§ **What to do**: Using the data below, gather each line that includes the word "oraz".

§ **Excerpt from a dataset**:
-- -- --

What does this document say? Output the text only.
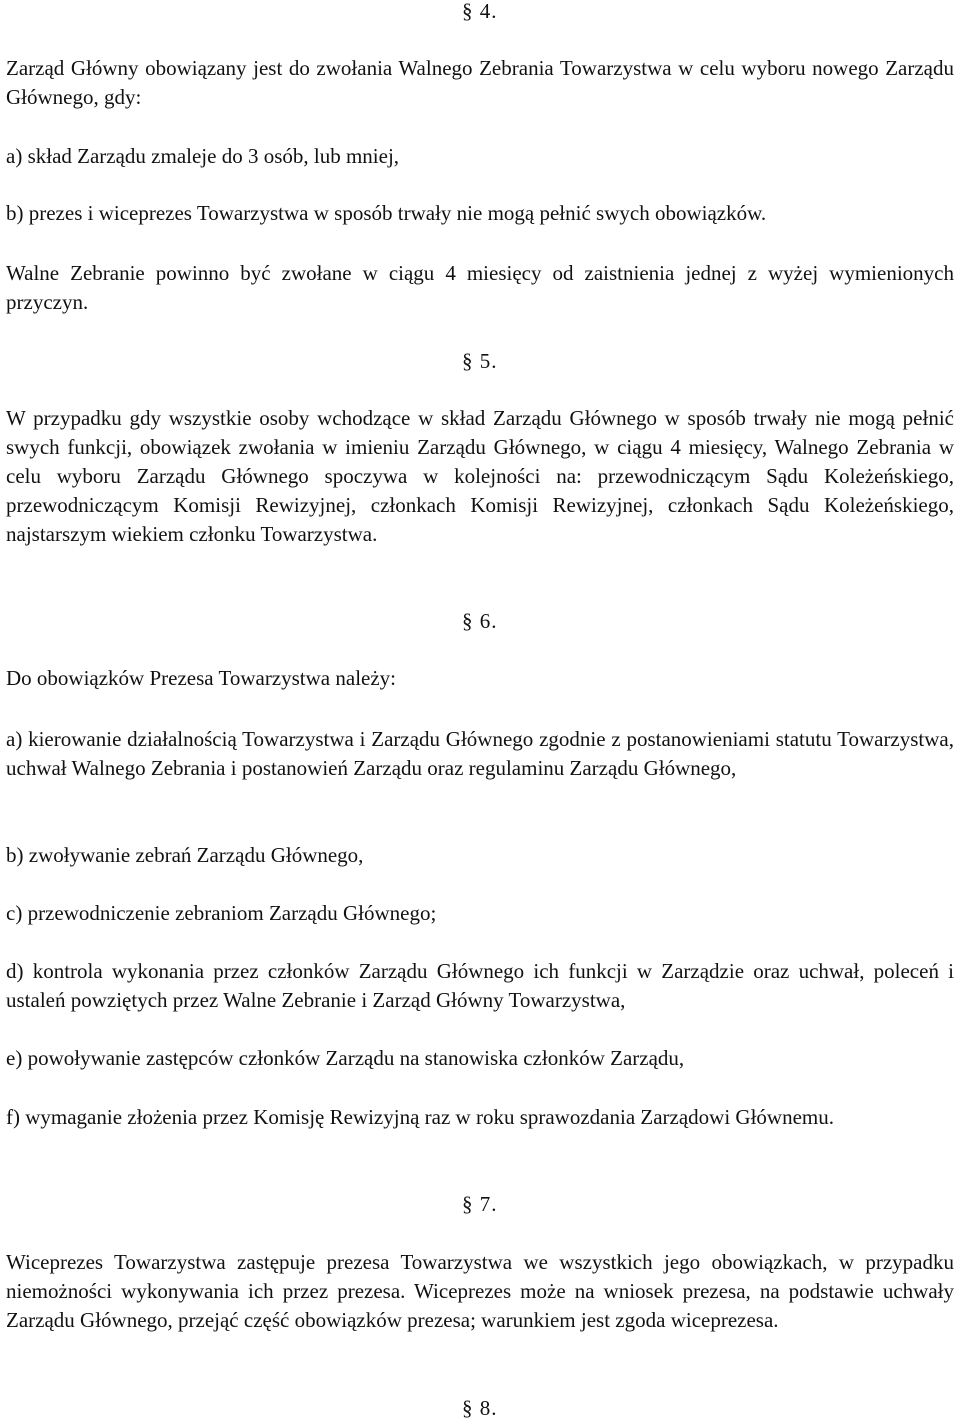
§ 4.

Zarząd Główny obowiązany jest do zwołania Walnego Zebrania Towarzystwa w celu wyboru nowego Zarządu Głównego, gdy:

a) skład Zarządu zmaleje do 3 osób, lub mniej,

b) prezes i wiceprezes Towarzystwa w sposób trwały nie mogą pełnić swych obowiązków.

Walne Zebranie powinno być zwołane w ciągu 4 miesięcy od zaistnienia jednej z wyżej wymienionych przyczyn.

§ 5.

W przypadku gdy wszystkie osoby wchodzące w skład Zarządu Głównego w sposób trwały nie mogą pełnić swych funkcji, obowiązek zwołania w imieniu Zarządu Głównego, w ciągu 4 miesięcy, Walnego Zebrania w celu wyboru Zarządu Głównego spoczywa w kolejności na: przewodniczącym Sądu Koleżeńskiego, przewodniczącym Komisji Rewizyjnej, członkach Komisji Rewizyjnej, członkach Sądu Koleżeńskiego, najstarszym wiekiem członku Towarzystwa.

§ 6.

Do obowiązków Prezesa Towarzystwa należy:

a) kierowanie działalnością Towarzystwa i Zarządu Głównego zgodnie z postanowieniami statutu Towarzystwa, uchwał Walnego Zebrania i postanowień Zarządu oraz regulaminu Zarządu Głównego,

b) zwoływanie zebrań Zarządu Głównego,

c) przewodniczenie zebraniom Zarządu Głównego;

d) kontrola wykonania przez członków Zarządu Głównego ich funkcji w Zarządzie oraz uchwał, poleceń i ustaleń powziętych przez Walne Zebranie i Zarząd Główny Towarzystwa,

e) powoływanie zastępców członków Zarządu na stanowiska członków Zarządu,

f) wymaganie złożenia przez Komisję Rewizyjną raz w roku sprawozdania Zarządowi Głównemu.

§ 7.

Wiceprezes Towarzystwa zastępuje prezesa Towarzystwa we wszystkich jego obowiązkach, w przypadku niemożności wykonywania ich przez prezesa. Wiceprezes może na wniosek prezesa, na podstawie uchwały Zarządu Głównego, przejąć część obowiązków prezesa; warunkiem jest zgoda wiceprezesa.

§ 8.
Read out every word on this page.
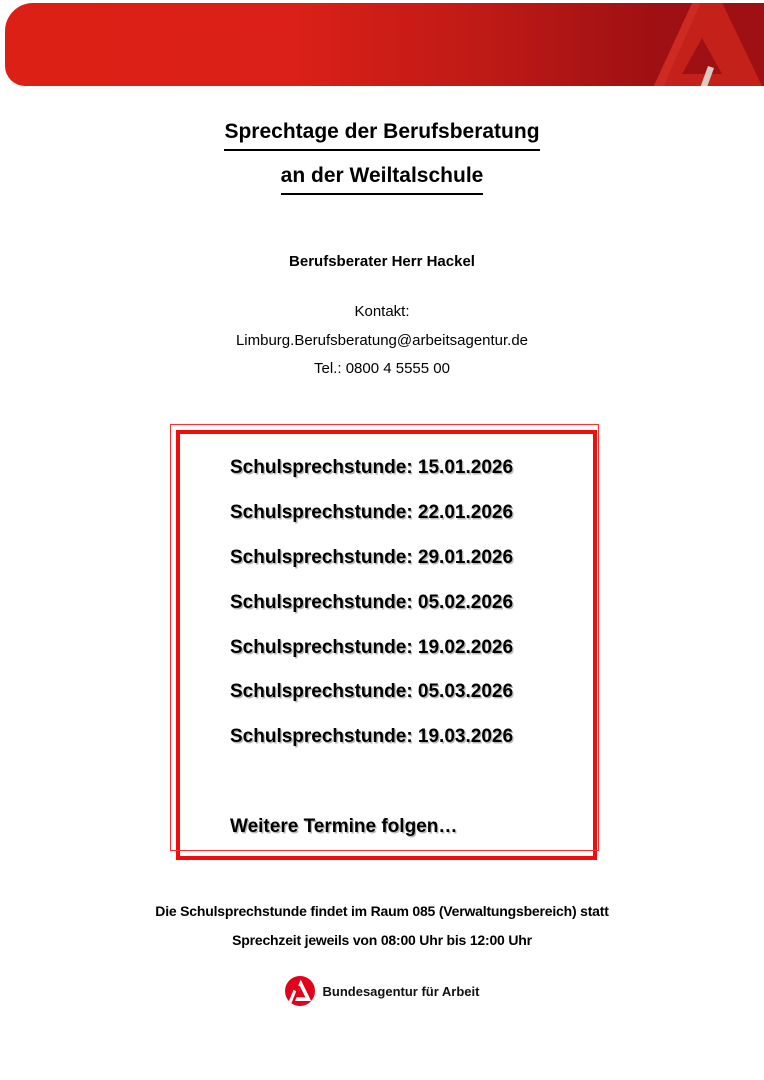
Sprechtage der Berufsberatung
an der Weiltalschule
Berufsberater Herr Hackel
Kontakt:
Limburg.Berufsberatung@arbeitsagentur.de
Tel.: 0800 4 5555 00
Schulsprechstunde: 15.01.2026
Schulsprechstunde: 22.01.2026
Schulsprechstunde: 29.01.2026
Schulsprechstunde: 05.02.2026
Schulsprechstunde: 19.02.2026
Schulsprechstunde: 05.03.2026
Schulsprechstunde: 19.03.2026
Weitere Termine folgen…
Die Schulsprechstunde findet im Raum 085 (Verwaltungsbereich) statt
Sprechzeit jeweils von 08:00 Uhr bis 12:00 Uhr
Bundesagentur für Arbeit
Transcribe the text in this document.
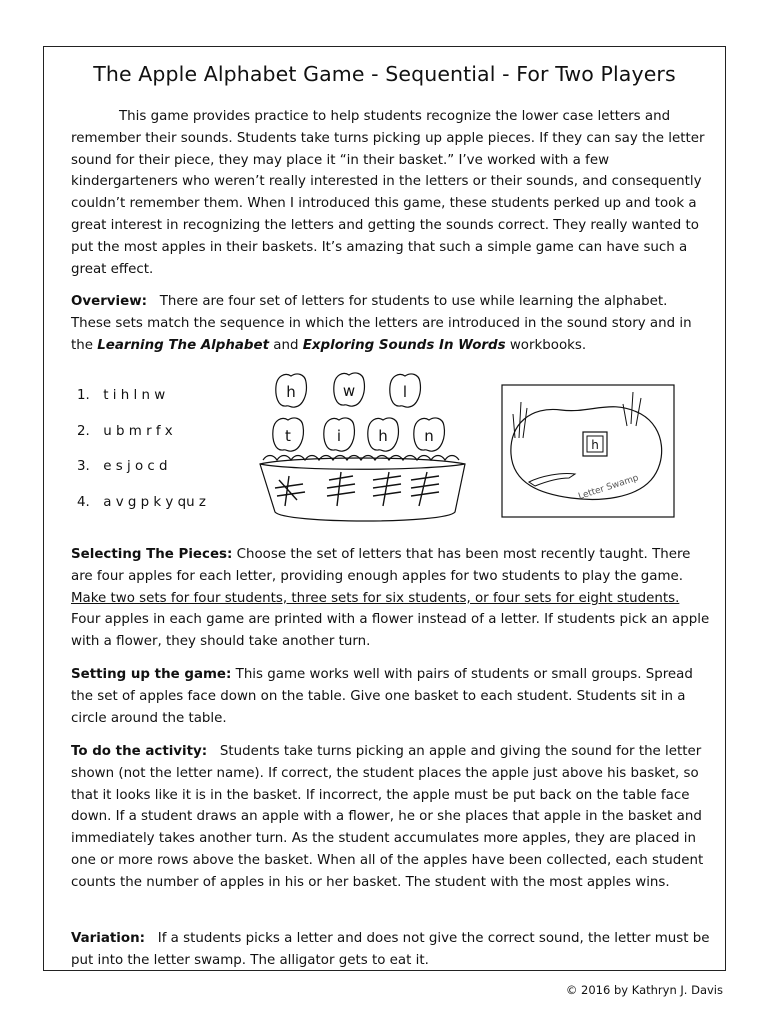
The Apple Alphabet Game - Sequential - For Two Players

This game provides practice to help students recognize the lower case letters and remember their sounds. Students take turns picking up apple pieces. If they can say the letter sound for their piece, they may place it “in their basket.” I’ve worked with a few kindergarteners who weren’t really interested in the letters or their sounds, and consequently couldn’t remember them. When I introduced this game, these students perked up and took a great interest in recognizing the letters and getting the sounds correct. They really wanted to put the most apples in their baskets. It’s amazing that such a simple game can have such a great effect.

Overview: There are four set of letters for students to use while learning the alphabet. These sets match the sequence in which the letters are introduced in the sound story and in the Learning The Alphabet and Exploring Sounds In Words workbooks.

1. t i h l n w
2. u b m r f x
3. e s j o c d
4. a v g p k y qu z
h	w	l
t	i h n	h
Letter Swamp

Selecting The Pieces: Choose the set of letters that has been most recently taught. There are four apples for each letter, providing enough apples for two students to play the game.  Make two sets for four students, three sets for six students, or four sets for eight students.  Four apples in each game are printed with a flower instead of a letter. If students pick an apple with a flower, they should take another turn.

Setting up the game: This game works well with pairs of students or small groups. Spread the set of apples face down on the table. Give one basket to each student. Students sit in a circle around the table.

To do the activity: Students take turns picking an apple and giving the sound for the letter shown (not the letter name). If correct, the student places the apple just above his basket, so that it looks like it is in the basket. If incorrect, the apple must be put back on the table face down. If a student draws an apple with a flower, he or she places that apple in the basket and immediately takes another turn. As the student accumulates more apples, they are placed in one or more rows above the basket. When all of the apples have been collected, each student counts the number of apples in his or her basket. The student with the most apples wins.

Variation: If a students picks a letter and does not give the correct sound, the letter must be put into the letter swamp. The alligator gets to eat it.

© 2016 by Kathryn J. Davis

-- -- --

§ **Solution to this problem**:
a) kierowanie działalnością Towarzystwa i Zarządu Głównego zgodnie z postanowieniami statutu Towarzystwa, uchwał Walnego Zebrania i postanowień Zarządu oraz regulaminu Zarządu Głównego,
d) kontrola wykonania przez członków Zarządu Głównego ich funkcji w Zarządzie oraz uchwał, poleceń i ustaleń powziętych przez Walne Zebranie i Zarząd Główny Towarzystwa,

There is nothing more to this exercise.